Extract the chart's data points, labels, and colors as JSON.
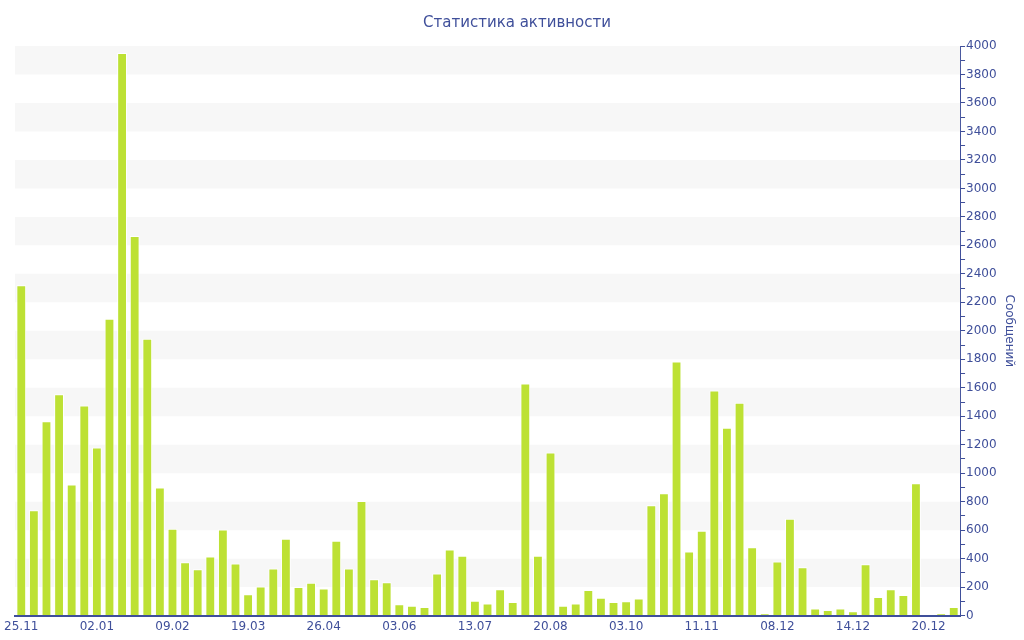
{
  "chart_data": {
    "type": "bar",
    "title": "Статистика активности",
    "ylabel": "Сообщений",
    "categories": [
      "25.11",
      null,
      null,
      null,
      null,
      null,
      "02.01",
      null,
      null,
      null,
      null,
      null,
      "09.02",
      null,
      null,
      null,
      null,
      null,
      "19.03",
      null,
      null,
      null,
      null,
      null,
      "26.04",
      null,
      null,
      null,
      null,
      null,
      "03.06",
      null,
      null,
      null,
      null,
      null,
      "13.07",
      null,
      null,
      null,
      null,
      null,
      "20.08",
      null,
      null,
      null,
      null,
      null,
      "03.10",
      null,
      null,
      null,
      null,
      null,
      "11.11",
      null,
      null,
      null,
      null,
      null,
      "08.12",
      null,
      null,
      null,
      null,
      null,
      "14.12",
      null,
      null,
      null,
      null,
      null,
      "20.12",
      null,
      null
    ],
    "values": [
      2320,
      740,
      1365,
      1555,
      920,
      1475,
      1180,
      2085,
      3950,
      2665,
      1945,
      900,
      610,
      375,
      325,
      415,
      605,
      365,
      150,
      205,
      330,
      540,
      200,
      230,
      190,
      525,
      330,
      805,
      255,
      235,
      80,
      70,
      60,
      295,
      465,
      420,
      105,
      85,
      185,
      95,
      1630,
      420,
      1145,
      70,
      85,
      180,
      125,
      95,
      100,
      120,
      775,
      860,
      1785,
      450,
      595,
      1580,
      1320,
      1495,
      480,
      15,
      380,
      680,
      340,
      50,
      40,
      50,
      30,
      360,
      130,
      185,
      145,
      930,
      5,
      15,
      60
    ],
    "color": "#bde134",
    "ylim": [
      0,
      4000
    ],
    "yticks": [
      0,
      {
        "value": 100,
        "label": null
      },
      200,
      {
        "value": 300,
        "label": null
      },
      400,
      {
        "value": 500,
        "label": null
      },
      600,
      {
        "value": 700,
        "label": null
      },
      800,
      {
        "value": 900,
        "label": null
      },
      1000,
      {
        "value": 1100,
        "label": null
      },
      1200,
      {
        "value": 1300,
        "label": null
      },
      1400,
      {
        "value": 1500,
        "label": null
      },
      1600,
      {
        "value": 1700,
        "label": null
      },
      1800,
      {
        "value": 1900,
        "label": null
      },
      2000,
      {
        "value": 2100,
        "label": null
      },
      2200,
      {
        "value": 2300,
        "label": null
      },
      2400,
      {
        "value": 2500,
        "label": null
      },
      2600,
      {
        "value": 2700,
        "label": null
      },
      2800,
      {
        "value": 2900,
        "label": null
      },
      3000,
      {
        "value": 3100,
        "label": null
      },
      3200,
      {
        "value": 3300,
        "label": null
      },
      3400,
      {
        "value": 3500,
        "label": null
      },
      3600,
      {
        "value": 3700,
        "label": null
      },
      3800,
      {
        "value": 3900,
        "label": null
      },
      4000
    ],
    "bands": [
      {
        "axis": "y",
        "from": 200,
        "to": 400,
        "color": "#f7f7f7"
      },
      {
        "axis": "y",
        "from": 600,
        "to": 800,
        "color": "#f7f7f7"
      },
      {
        "axis": "y",
        "from": 1000,
        "to": 1200,
        "color": "#f7f7f7"
      },
      {
        "axis": "y",
        "from": 1400,
        "to": 1600,
        "color": "#f7f7f7"
      },
      {
        "axis": "y",
        "from": 1800,
        "to": 2000,
        "color": "#f7f7f7"
      },
      {
        "axis": "y",
        "from": 2200,
        "to": 2400,
        "color": "#f7f7f7"
      },
      {
        "axis": "y",
        "from": 2600,
        "to": 2800,
        "color": "#f7f7f7"
      },
      {
        "axis": "y",
        "from": 3000,
        "to": 3200,
        "color": "#f7f7f7"
      },
      {
        "axis": "y",
        "from": 3400,
        "to": 3600,
        "color": "#f7f7f7"
      },
      {
        "axis": "y",
        "from": 3800,
        "to": 4000,
        "color": "#f7f7f7"
      }
    ]
  }
}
· · ·
Instructions for the task
Except for the pictures, print the data above exactly.

Result of this exercise
Extract the chart's data points, labels, and colors as JSON.
{
  "chart_data": {
    "type": "bar",
    "title": "Статистика активности",
    "ylabel": "Сообщений",
    "categories": [
      "25.11",
      null,
      null,
      null,
      null,
      null,
      "02.01",
      null,
      null,
      null,
      null,
      null,
      "09.02",
      null,
      null,
      null,
      null,
      null,
      "19.03",
      null,
      null,
      null,
      null,
      null,
      "26.04",
      null,
      null,
      null,
      null,
      null,
      "03.06",
      null,
      null,
      null,
      null,
      null,
      "13.07",
      null,
      null,
      null,
      null,
      null,
      "20.08",
      null,
      null,
      null,
      null,
      null,
      "03.10",
      null,
      null,
      null,
      null,
      null,
      "11.11",
      null,
      null,
      null,
      null,
      null,
      "08.12",
      null,
      null,
      null,
      null,
      null,
      "14.12",
      null,
      null,
      null,
      null,
      null,
      "20.12",
      null,
      null
    ],
    "values": [
      2320,
      740,
      1365,
      1555,
      920,
      1475,
      1180,
      2085,
      3950,
      2665,
      1945,
      900,
      610,
      375,
      325,
      415,
      605,
      365,
      150,
      205,
      330,
      540,
      200,
      230,
      190,
      525,
      330,
      805,
      255,
      235,
      80,
      70,
      60,
      295,
      465,
      420,
      105,
      85,
      185,
      95,
      1630,
      420,
      1145,
      70,
      85,
      180,
      125,
      95,
      100,
      120,
      775,
      860,
      1785,
      450,
      595,
      1580,
      1320,
      1495,
      480,
      15,
      380,
      680,
      340,
      50,
      40,
      50,
      30,
      360,
      130,
      185,
      145,
      930,
      5,
      15,
      60
    ],
    "color": "#bde134",
    "ylim": [
      0,
      4000
    ],
    "yticks": [
      0,
      {
        "value": 100,
        "label": null
      },
      200,
      {
        "value": 300,
        "label": null
      },
      400,
      {
        "value": 500,
        "label": null
      },
      600,
      {
        "value": 700,
        "label": null
      },
      800,
      {
        "value": 900,
        "label": null
      },
      1000,
      {
        "value": 1100,
        "label": null
      },
      1200,
      {
        "value": 1300,
        "label": null
      },
      1400,
      {
        "value": 1500,
        "label": null
      },
      1600,
      {
        "value": 1700,
        "label": null
      },
      1800,
      {
        "value": 1900,
        "label": null
      },
      2000,
      {
        "value": 2100,
        "label": null
      },
      2200,
      {
        "value": 2300,
        "label": null
      },
      2400,
      {
        "value": 2500,
        "label": null
      },
      2600,
      {
        "value": 2700,
        "label": null
      },
      2800,
      {
        "value": 2900,
        "label": null
      },
      3000,
      {
        "value": 3100,
        "label": null
      },
      3200,
      {
        "value": 3300,
        "label": null
      },
      3400,
      {
        "value": 3500,
        "label": null
      },
      3600,
      {
        "value": 3700,
        "label": null
      },
      3800,
      {
        "value": 3900,
        "label": null
      },
      4000
    ],
    "bands": [
      {
        "axis": "y",
        "from": 200,
        "to": 400,
        "color": "#f7f7f7"
      },
      {
        "axis": "y",
        "from": 600,
        "to": 800,
        "color": "#f7f7f7"
      },
      {
        "axis": "y",
        "from": 1000,
        "to": 1200,
        "color": "#f7f7f7"
      },
      {
        "axis": "y",
        "from": 1400,
        "to": 1600,
        "color": "#f7f7f7"
      },
      {
        "axis": "y",
        "from": 1800,
        "to": 2000,
        "color": "#f7f7f7"
      },
      {
        "axis": "y",
        "from": 2200,
        "to": 2400,
        "color": "#f7f7f7"
      },
      {
        "axis": "y",
        "from": 2600,
        "to": 2800,
        "color": "#f7f7f7"
      },
      {
        "axis": "y",
        "from": 3000,
        "to": 3200,
        "color": "#f7f7f7"
      },
      {
        "axis": "y",
        "from": 3400,
        "to": 3600,
        "color": "#f7f7f7"
      },
      {
        "axis": "y",
        "from": 3800,
        "to": 4000,
        "color": "#f7f7f7"
      }
    ]
  }
}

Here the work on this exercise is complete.